##### Input for this task #####

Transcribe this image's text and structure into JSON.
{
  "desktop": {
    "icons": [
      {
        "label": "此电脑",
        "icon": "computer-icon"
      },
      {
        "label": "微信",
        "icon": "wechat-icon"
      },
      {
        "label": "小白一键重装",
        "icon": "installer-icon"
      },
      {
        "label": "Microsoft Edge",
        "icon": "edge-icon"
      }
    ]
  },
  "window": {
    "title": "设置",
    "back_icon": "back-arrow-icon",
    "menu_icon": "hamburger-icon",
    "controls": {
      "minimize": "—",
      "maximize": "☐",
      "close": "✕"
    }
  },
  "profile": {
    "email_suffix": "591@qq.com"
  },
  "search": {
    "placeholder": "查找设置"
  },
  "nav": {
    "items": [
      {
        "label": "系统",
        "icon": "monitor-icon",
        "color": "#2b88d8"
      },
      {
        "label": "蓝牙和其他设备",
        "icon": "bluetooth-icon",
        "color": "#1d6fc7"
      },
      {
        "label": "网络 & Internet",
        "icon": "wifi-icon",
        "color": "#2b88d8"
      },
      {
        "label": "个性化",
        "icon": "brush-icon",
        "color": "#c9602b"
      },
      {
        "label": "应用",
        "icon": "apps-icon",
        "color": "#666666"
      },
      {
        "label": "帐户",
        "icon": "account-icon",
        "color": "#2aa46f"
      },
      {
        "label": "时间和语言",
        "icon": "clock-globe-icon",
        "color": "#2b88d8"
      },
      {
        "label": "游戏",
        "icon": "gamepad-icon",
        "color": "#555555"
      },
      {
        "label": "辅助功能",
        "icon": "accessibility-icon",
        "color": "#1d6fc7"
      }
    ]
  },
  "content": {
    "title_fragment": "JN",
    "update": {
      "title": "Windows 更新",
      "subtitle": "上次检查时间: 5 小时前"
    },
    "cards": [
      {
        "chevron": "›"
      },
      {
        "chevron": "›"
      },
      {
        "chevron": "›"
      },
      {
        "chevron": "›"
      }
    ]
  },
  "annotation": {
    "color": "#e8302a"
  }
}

#####

Task instructions>
Return all lines containing the word "color".

Written reply>
        "color": "#2b88d8"
        "color": "#1d6fc7"
        "color": "#2b88d8"
        "color": "#c9602b"
        "color": "#666666"
        "color": "#2aa46f"
        "color": "#2b88d8"
        "color": "#555555"
        "color": "#1d6fc7"
    "color": "#e8302a"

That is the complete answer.